------ DATASET CONTENT ------

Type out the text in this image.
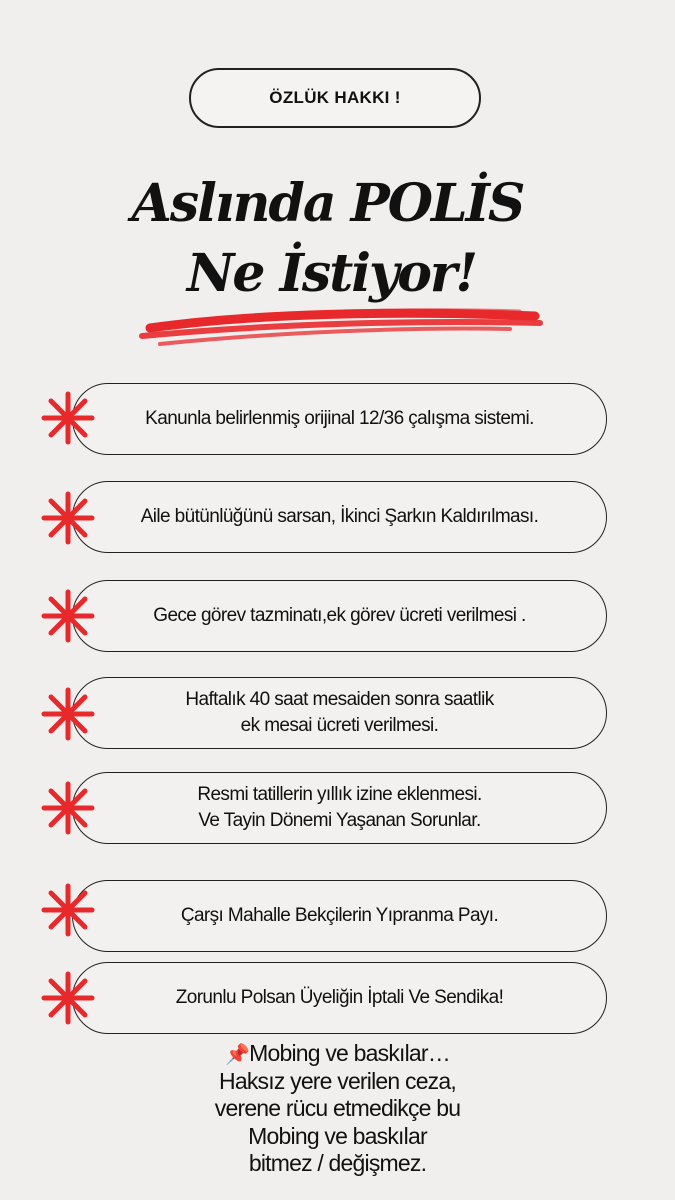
ÖZLÜK HAKKI !
Aslında POLİS
Ne İstiyor!
Kanunla belirlenmiş orijinal 12/36 çalışma sistemi.
Aile bütünlüğünü sarsan, İkinci Şarkın Kaldırılması.
Gece görev tazminatı,ek görev ücreti verilmesi .
Haftalık 40 saat mesaiden sonra saatlik
ek mesai ücreti verilmesi.
Resmi tatillerin yıllık izine eklenmesi.
Ve Tayin Dönemi Yaşanan Sorunlar.
Çarşı Mahalle Bekçilerin Yıpranma Payı.
Zorunlu Polsan Üyeliğin İptali Ve Sendika!
📌Mobing ve baskılar…
Haksız yere verilen ceza,
verene rücu etmedikçe bu
Mobing ve baskılar
bitmez / değişmez.
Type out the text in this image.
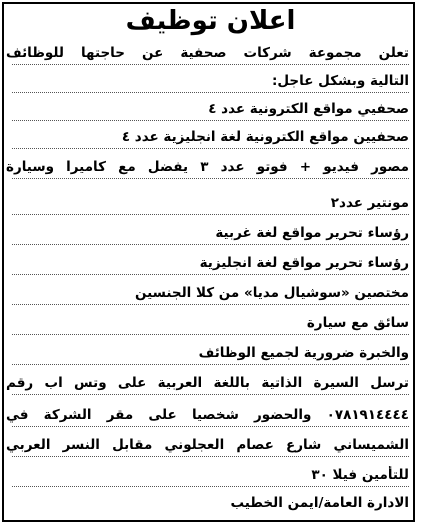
اعلان توظيف
تعلن مجموعة شركات صحفية عن حاجتها للوظائف
التالية وبشكل عاجل:
صحفيي مواقع الكترونية عدد ٤
صحفيين مواقع الكترونية لغة انجليزية عدد ٤
مصور فيديو + فوتو عدد ٣ يفضل مع كاميرا وسيارة
مونتير عدد٢
رؤساء تحرير مواقع لغة غربية
رؤساء تحرير مواقع لغة انجليزية
مختصين «سوشيال مديا» من كلا الجنسين
سائق مع سيارة
والخبرة ضرورية لجميع الوظائف
ترسل السيرة الذاتية باللغة العربية على وتس اب رقم
٠٧٨١٩١٤٤٤٤ والحضور شخصيا على مقر الشركة في
الشميساني شارع عصام العجلوني مقابل النسر العربي
للتأمين فيلا ٣٠
الادارة العامة/ايمن الخطيب
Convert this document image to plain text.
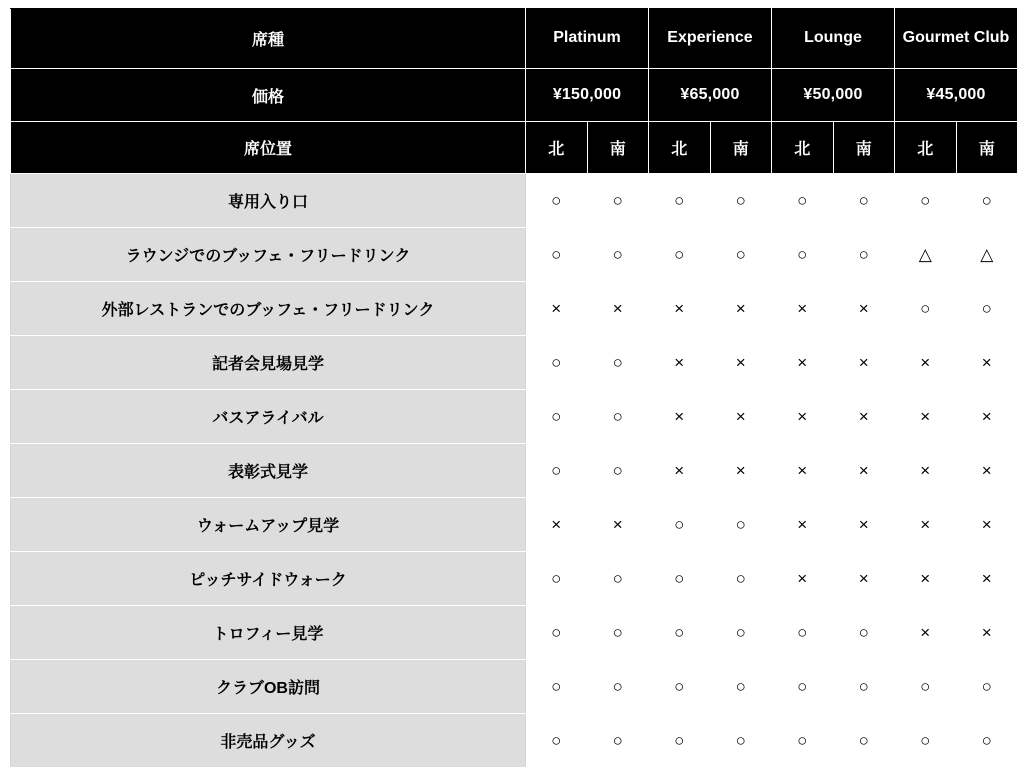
席種	Platinum		Experience		Lounge		Gourmet Club	
価格	¥150,000		¥65,000		¥50,000		¥45,000	
席位置	北	南	北	南	北	南	北	南
専用入り口	○	○	○	○	○	○	○	○
ラウンジでのブッフェ・フリードリンク	○	○	○	○	○	○	△	△
外部レストランでのブッフェ・フリードリンク	×	×	×	×	×	×	○	○
記者会見場見学	○	○	×	×	×	×	×	×
バスアライバル	○	○	×	×	×	×	×	×
表彰式見学	○	○	×	×	×	×	×	×
ウォームアップ見学	×	×	○	○	×	×	×	×
ピッチサイドウォーク	○	○	○	○	×	×	×	×
トロフィー見学	○	○	○	○	○	○	×	×
クラブOB訪問	○	○	○	○	○	○	○	○
非売品グッズ	○	○	○	○	○	○	○	○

------

### STATED EXERCISE
List all lines where "フリードリンク" occurs.

### RESPONSE TO THE TASK
ラウンジでのブッフェ・フリードリンク	○	○	○	○	○	○	△	△
外部レストランでのブッフェ・フリードリンク	×	×	×	×	×	×	○	○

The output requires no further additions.